▸ The problem
Search the material for the word "domě" and copy each line that holds it.
::::
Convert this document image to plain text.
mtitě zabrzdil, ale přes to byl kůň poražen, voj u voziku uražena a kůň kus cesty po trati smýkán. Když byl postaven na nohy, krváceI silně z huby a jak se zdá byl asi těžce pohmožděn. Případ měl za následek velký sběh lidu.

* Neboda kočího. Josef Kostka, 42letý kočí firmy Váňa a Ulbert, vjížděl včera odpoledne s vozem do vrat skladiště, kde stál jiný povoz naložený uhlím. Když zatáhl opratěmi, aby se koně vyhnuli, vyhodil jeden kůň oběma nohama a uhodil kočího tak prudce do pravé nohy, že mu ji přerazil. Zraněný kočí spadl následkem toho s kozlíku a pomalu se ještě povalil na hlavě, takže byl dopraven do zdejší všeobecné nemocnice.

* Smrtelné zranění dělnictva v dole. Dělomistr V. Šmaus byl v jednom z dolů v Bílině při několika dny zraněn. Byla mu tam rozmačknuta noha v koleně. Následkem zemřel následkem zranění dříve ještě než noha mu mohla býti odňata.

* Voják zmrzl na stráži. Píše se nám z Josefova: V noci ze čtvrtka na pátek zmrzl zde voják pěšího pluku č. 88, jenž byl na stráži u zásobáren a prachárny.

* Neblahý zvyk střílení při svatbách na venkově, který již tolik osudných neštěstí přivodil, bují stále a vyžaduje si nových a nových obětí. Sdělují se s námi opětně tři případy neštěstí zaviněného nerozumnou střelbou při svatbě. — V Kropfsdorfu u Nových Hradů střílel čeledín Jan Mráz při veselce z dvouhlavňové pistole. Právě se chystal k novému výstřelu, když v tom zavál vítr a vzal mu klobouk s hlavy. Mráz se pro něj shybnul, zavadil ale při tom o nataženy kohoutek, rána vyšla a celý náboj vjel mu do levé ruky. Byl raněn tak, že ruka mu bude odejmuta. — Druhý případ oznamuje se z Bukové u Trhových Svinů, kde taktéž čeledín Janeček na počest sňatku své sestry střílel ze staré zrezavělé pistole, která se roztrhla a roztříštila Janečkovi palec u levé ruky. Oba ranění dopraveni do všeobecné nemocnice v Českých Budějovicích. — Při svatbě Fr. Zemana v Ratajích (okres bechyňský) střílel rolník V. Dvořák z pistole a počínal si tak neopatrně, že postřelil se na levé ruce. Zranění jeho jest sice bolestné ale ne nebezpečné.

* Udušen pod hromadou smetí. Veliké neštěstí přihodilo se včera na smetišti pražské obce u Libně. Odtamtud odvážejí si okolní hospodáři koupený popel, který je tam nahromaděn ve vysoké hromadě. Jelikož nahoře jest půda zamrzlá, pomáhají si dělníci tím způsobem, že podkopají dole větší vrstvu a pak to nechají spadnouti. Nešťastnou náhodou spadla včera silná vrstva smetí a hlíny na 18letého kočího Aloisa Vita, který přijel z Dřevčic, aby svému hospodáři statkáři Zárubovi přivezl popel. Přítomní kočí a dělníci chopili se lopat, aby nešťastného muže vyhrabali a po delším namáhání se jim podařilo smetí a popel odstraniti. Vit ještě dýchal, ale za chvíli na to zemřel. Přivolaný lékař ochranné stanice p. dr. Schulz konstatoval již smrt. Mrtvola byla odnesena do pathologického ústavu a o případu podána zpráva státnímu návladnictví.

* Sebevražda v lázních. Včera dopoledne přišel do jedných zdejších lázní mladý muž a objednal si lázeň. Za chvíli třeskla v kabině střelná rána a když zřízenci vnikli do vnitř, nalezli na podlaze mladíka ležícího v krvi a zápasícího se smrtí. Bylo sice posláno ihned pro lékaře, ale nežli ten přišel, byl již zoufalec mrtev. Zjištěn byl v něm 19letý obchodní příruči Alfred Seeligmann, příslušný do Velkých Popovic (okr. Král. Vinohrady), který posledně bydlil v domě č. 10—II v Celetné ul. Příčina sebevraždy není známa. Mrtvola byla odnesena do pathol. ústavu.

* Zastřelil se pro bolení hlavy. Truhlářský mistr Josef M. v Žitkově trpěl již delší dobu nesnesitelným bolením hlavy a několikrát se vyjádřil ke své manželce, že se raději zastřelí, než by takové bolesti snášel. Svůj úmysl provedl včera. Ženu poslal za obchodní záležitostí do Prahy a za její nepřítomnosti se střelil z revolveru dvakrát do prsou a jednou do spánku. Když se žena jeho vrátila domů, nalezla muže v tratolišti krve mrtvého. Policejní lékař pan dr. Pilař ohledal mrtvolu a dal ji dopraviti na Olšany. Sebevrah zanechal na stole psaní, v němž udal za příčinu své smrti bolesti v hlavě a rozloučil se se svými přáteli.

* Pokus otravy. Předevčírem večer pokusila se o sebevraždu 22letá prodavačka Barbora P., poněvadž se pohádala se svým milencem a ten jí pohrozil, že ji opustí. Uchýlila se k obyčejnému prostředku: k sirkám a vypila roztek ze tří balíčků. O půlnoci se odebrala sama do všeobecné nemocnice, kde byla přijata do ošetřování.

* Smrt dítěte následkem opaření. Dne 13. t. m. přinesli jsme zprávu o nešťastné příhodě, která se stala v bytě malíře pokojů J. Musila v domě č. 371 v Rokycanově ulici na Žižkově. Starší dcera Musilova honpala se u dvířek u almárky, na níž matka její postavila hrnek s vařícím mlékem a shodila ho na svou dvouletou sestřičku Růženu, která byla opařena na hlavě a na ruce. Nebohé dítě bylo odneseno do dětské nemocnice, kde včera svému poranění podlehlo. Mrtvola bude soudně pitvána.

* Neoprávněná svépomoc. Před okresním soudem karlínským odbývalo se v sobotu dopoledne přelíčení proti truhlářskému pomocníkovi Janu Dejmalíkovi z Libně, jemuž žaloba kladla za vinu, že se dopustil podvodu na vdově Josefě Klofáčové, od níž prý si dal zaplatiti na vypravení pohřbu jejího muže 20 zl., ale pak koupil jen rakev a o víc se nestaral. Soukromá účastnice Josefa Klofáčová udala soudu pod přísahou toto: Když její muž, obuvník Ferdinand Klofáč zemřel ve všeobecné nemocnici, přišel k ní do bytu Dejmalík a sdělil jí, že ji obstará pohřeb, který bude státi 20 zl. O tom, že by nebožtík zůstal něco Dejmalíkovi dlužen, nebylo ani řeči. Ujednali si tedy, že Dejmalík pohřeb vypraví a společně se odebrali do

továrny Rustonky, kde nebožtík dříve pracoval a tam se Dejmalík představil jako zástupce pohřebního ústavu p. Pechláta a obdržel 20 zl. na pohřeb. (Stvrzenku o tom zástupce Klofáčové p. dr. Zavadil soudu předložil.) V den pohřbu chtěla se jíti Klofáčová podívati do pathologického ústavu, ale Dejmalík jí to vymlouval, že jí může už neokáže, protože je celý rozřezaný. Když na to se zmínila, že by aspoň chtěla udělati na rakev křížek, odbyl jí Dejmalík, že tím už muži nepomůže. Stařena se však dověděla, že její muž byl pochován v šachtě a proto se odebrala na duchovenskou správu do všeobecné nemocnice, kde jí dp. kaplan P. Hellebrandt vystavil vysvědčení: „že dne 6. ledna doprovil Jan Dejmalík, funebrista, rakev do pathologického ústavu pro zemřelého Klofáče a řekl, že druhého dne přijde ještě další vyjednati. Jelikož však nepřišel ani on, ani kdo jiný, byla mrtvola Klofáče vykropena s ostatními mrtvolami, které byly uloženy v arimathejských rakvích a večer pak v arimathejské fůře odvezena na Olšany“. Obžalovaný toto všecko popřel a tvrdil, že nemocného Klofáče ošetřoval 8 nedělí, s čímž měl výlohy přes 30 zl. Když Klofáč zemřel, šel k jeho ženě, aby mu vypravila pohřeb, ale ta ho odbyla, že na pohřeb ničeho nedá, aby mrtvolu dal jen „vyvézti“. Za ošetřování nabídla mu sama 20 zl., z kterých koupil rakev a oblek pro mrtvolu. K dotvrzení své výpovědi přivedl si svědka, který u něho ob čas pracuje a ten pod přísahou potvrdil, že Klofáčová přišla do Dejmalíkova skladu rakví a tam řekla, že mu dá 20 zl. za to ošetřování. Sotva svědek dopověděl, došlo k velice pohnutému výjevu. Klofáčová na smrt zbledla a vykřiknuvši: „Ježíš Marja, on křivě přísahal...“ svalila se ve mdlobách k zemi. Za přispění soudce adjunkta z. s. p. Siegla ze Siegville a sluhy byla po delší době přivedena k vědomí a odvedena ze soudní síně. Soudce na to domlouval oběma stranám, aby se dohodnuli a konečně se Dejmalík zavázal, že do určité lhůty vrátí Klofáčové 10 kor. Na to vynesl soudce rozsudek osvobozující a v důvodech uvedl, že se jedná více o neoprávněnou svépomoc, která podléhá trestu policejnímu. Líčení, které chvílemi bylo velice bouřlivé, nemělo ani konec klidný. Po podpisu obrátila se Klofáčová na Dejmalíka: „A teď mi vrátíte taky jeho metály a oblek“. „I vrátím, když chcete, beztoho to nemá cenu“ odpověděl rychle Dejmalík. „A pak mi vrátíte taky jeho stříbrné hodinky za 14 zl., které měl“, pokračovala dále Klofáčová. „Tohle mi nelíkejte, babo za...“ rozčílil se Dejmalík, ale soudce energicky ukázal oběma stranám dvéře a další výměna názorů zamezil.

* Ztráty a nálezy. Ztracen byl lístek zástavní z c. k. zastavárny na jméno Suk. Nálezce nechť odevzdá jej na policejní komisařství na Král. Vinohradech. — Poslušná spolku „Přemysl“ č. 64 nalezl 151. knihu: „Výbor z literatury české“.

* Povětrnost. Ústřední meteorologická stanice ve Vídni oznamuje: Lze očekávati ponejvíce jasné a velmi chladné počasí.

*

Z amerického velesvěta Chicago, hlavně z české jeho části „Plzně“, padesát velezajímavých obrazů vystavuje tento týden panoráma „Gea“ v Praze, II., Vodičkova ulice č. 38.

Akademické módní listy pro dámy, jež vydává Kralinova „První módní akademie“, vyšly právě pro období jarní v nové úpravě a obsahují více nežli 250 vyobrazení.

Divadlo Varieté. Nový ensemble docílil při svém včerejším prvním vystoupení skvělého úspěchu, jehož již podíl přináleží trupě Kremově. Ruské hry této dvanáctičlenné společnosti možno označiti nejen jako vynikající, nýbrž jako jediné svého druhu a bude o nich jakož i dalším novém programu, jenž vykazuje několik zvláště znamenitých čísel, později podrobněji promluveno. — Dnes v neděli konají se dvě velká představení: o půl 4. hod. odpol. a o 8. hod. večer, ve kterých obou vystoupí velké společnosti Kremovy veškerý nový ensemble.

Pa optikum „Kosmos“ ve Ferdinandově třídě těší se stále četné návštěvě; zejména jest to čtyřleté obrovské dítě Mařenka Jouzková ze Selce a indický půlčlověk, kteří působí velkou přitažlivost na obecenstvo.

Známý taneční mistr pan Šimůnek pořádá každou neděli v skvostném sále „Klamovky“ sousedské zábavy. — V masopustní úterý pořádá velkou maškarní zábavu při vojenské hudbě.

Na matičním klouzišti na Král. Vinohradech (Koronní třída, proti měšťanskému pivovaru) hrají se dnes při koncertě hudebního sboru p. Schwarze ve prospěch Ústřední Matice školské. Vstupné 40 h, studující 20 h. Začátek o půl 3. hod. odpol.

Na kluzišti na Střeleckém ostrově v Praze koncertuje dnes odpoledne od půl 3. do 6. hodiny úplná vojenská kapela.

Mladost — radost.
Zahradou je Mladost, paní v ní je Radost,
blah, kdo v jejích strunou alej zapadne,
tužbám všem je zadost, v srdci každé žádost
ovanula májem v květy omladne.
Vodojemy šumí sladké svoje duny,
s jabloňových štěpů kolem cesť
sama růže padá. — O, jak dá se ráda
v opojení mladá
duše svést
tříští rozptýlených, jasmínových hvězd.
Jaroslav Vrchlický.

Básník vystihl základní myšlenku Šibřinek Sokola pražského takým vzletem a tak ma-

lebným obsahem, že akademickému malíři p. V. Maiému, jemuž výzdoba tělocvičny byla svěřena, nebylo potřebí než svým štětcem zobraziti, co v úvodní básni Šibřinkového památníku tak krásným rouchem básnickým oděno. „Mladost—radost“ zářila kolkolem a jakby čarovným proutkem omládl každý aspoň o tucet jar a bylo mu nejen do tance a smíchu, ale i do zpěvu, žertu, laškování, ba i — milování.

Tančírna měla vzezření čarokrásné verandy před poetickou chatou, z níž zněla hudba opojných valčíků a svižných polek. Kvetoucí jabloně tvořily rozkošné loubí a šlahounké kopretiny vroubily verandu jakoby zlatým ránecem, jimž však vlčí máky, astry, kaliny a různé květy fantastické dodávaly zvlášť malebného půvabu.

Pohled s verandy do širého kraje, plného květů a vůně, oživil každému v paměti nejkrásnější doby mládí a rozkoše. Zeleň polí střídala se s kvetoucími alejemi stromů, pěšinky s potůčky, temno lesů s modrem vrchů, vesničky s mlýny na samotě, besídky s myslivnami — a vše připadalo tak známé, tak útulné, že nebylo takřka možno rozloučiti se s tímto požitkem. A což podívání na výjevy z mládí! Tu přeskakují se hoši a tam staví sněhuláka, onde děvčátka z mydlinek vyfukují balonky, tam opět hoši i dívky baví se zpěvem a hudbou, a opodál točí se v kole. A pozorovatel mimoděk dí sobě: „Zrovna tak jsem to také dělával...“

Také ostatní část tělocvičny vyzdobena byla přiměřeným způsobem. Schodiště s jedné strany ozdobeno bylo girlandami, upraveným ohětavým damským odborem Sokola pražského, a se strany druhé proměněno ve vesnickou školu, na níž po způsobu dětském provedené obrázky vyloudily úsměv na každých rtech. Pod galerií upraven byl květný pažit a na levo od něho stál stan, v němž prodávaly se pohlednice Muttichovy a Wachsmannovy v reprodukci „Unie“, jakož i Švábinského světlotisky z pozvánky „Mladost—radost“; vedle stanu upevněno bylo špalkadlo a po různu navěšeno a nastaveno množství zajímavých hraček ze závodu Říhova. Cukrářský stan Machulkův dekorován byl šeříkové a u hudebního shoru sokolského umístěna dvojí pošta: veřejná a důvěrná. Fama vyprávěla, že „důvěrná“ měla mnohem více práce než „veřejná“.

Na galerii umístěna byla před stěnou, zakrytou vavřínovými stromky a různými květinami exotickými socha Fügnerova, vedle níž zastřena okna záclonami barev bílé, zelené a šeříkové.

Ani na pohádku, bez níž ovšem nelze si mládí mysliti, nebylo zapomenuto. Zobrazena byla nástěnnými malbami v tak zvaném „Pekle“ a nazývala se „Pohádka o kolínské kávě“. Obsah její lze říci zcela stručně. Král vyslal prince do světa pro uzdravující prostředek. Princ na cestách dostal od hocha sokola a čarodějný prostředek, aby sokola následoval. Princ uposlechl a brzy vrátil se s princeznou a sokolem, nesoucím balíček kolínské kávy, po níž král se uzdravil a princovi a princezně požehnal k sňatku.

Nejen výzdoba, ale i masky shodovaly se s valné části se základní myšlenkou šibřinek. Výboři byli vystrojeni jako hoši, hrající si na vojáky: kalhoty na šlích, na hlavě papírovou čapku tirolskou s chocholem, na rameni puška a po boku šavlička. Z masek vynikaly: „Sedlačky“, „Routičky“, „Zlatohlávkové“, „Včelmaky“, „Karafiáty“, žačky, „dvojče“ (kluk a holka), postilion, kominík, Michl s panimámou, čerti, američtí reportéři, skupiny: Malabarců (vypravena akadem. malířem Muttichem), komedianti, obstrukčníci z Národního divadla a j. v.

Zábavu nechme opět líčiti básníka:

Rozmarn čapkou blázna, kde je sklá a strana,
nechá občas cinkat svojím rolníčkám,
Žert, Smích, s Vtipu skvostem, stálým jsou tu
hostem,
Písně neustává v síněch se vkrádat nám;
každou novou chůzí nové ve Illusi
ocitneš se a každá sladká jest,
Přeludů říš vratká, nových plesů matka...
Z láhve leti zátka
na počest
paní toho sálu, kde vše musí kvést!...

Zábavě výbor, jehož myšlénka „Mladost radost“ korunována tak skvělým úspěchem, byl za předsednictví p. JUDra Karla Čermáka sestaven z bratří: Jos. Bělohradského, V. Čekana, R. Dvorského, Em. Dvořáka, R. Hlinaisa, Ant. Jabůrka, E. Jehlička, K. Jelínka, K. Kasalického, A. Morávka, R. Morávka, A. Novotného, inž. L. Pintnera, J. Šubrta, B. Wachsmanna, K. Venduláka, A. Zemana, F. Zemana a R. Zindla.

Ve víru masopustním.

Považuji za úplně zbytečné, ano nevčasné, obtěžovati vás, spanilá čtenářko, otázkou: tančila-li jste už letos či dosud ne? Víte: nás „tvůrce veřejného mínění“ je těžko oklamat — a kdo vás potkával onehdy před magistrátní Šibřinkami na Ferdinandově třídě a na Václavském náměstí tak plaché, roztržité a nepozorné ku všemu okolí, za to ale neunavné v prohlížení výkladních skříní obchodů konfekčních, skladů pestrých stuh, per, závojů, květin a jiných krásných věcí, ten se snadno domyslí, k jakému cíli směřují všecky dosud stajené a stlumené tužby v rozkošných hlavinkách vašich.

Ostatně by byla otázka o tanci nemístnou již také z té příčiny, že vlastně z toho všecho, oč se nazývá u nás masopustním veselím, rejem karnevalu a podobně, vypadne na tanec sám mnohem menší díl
::::
▸ Final answer
* Sebevražda v lázních. Včera dopoledne přišel do jedných zdejších lázní mladý muž a objednal si lázeň. Za chvíli třeskla v kabině střelná rána a když zřízenci vnikli do vnitř, nalezli na podlaze mladíka ležícího v krvi a zápasícího se smrtí. Bylo sice posláno ihned pro lékaře, ale nežli ten přišel, byl již zoufalec mrtev. Zjištěn byl v něm 19letý obchodní příruči Alfred Seeligmann, příslušný do Velkých Popovic (okr. Král. Vinohrady), který posledně bydlil v domě č. 10—II v Celetné ul. Příčina sebevraždy není známa. Mrtvola byla odnesena do pathol. ústavu.
* Smrt dítěte následkem opaření. Dne 13. t. m. přinesli jsme zprávu o nešťastné příhodě, která se stala v bytě malíře pokojů J. Musila v domě č. 371 v Rokycanově ulici na Žižkově. Starší dcera Musilova honpala se u dvířek u almárky, na níž matka její postavila hrnek s vařícím mlékem a shodila ho na svou dvouletou sestřičku Růženu, která byla opařena na hlavě a na ruce. Nebohé dítě bylo odneseno do dětské nemocnice, kde včera svému poranění podlehlo. Mrtvola bude soudně pitvána.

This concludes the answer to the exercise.